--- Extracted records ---
——————————
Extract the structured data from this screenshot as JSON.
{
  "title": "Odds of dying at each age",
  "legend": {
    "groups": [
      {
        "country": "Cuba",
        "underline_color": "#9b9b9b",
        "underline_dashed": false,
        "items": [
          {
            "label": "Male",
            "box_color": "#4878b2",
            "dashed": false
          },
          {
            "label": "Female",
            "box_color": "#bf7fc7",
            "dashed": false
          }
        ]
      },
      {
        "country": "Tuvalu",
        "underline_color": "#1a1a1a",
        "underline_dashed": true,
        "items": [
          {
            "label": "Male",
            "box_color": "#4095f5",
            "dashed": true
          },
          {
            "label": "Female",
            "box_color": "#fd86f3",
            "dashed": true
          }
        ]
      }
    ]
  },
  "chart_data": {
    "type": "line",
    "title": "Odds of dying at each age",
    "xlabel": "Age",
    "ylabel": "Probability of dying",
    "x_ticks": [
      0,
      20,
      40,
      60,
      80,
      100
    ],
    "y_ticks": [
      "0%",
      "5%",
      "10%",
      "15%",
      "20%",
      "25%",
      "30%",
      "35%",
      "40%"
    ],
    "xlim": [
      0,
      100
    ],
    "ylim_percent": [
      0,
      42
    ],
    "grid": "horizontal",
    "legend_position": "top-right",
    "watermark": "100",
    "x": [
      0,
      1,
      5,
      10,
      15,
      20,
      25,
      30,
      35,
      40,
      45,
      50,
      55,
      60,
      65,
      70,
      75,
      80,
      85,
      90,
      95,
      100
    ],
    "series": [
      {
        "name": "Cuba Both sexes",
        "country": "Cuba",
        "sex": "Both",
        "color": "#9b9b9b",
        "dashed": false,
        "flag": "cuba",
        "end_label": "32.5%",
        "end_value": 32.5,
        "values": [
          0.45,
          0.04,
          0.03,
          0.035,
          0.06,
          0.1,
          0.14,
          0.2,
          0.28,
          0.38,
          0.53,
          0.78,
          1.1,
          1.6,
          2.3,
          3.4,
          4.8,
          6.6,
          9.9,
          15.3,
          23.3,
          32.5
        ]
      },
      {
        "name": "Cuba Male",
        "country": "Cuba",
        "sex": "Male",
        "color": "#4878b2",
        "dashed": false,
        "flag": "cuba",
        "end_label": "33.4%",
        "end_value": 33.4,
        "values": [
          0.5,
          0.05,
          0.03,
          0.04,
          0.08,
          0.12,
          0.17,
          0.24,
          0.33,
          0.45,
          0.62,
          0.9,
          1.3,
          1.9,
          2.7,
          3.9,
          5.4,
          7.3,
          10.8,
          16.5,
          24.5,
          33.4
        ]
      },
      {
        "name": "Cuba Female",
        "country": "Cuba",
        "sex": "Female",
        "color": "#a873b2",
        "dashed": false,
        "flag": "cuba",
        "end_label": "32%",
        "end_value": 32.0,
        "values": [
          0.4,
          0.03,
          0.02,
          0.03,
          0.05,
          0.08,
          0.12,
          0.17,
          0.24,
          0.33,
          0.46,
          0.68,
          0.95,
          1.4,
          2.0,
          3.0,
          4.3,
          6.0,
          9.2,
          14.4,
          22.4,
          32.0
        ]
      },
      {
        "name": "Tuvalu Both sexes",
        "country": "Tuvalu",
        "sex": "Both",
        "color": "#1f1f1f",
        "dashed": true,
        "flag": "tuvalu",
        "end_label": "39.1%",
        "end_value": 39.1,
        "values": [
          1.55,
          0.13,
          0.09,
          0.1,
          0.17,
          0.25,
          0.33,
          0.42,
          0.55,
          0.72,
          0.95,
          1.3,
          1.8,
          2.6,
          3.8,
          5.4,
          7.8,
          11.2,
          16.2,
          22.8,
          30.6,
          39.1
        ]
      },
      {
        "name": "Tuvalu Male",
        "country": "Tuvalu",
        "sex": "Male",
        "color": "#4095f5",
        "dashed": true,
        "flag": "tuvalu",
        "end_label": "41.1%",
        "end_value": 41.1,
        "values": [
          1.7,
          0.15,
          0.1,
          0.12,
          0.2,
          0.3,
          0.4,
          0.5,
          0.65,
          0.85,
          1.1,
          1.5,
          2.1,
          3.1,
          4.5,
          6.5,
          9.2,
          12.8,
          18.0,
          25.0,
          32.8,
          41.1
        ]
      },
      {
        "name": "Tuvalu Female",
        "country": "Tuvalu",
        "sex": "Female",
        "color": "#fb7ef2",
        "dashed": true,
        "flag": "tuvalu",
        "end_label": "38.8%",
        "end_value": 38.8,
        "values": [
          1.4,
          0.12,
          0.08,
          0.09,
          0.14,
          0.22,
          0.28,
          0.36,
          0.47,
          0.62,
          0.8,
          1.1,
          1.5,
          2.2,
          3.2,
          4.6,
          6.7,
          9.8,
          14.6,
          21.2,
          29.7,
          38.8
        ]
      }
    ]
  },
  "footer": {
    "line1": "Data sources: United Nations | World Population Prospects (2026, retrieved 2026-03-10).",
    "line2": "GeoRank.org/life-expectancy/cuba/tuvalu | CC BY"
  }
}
——————————
The entries above must be returned exactly.

Extract the structured data from this screenshot as JSON.
{
  "title": "Odds of dying at each age",
  "legend": {
    "groups": [
      {
        "country": "Cuba",
        "underline_color": "#9b9b9b",
        "underline_dashed": false,
        "items": [
          {
            "label": "Male",
            "box_color": "#4878b2",
            "dashed": false
          },
          {
            "label": "Female",
            "box_color": "#bf7fc7",
            "dashed": false
          }
        ]
      },
      {
        "country": "Tuvalu",
        "underline_color": "#1a1a1a",
        "underline_dashed": true,
        "items": [
          {
            "label": "Male",
            "box_color": "#4095f5",
            "dashed": true
          },
          {
            "label": "Female",
            "box_color": "#fd86f3",
            "dashed": true
          }
        ]
      }
    ]
  },
  "chart_data": {
    "type": "line",
    "title": "Odds of dying at each age",
    "xlabel": "Age",
    "ylabel": "Probability of dying",
    "x_ticks": [
      0,
      20,
      40,
      60,
      80,
      100
    ],
    "y_ticks": [
      "0%",
      "5%",
      "10%",
      "15%",
      "20%",
      "25%",
      "30%",
      "35%",
      "40%"
    ],
    "xlim": [
      0,
      100
    ],
    "ylim_percent": [
      0,
      42
    ],
    "grid": "horizontal",
    "legend_position": "top-right",
    "watermark": "100",
    "x": [
      0,
      1,
      5,
      10,
      15,
      20,
      25,
      30,
      35,
      40,
      45,
      50,
      55,
      60,
      65,
      70,
      75,
      80,
      85,
      90,
      95,
      100
    ],
    "series": [
      {
        "name": "Cuba Both sexes",
        "country": "Cuba",
        "sex": "Both",
        "color": "#9b9b9b",
        "dashed": false,
        "flag": "cuba",
        "end_label": "32.5%",
        "end_value": 32.5,
        "values": [
          0.45,
          0.04,
          0.03,
          0.035,
          0.06,
          0.1,
          0.14,
          0.2,
          0.28,
          0.38,
          0.53,
          0.78,
          1.1,
          1.6,
          2.3,
          3.4,
          4.8,
          6.6,
          9.9,
          15.3,
          23.3,
          32.5
        ]
      },
      {
        "name": "Cuba Male",
        "country": "Cuba",
        "sex": "Male",
        "color": "#4878b2",
        "dashed": false,
        "flag": "cuba",
        "end_label": "33.4%",
        "end_value": 33.4,
        "values": [
          0.5,
          0.05,
          0.03,
          0.04,
          0.08,
          0.12,
          0.17,
          0.24,
          0.33,
          0.45,
          0.62,
          0.9,
          1.3,
          1.9,
          2.7,
          3.9,
          5.4,
          7.3,
          10.8,
          16.5,
          24.5,
          33.4
        ]
      },
      {
        "name": "Cuba Female",
        "country": "Cuba",
        "sex": "Female",
        "color": "#a873b2",
        "dashed": false,
        "flag": "cuba",
        "end_label": "32%",
        "end_value": 32.0,
        "values": [
          0.4,
          0.03,
          0.02,
          0.03,
          0.05,
          0.08,
          0.12,
          0.17,
          0.24,
          0.33,
          0.46,
          0.68,
          0.95,
          1.4,
          2.0,
          3.0,
          4.3,
          6.0,
          9.2,
          14.4,
          22.4,
          32.0
        ]
      },
      {
        "name": "Tuvalu Both sexes",
        "country": "Tuvalu",
        "sex": "Both",
        "color": "#1f1f1f",
        "dashed": true,
        "flag": "tuvalu",
        "end_label": "39.1%",
        "end_value": 39.1,
        "values": [
          1.55,
          0.13,
          0.09,
          0.1,
          0.17,
          0.25,
          0.33,
          0.42,
          0.55,
          0.72,
          0.95,
          1.3,
          1.8,
          2.6,
          3.8,
          5.4,
          7.8,
          11.2,
          16.2,
          22.8,
          30.6,
          39.1
        ]
      },
      {
        "name": "Tuvalu Male",
        "country": "Tuvalu",
        "sex": "Male",
        "color": "#4095f5",
        "dashed": true,
        "flag": "tuvalu",
        "end_label": "41.1%",
        "end_value": 41.1,
        "values": [
          1.7,
          0.15,
          0.1,
          0.12,
          0.2,
          0.3,
          0.4,
          0.5,
          0.65,
          0.85,
          1.1,
          1.5,
          2.1,
          3.1,
          4.5,
          6.5,
          9.2,
          12.8,
          18.0,
          25.0,
          32.8,
          41.1
        ]
      },
      {
        "name": "Tuvalu Female",
        "country": "Tuvalu",
        "sex": "Female",
        "color": "#fb7ef2",
        "dashed": true,
        "flag": "tuvalu",
        "end_label": "38.8%",
        "end_value": 38.8,
        "values": [
          1.4,
          0.12,
          0.08,
          0.09,
          0.14,
          0.22,
          0.28,
          0.36,
          0.47,
          0.62,
          0.8,
          1.1,
          1.5,
          2.2,
          3.2,
          4.6,
          6.7,
          9.8,
          14.6,
          21.2,
          29.7,
          38.8
        ]
      }
    ]
  },
  "footer": {
    "line1": "Data sources: United Nations | World Population Prospects (2026, retrieved 2026-03-10).",
    "line2": "GeoRank.org/life-expectancy/cuba/tuvalu | CC BY"
  }
}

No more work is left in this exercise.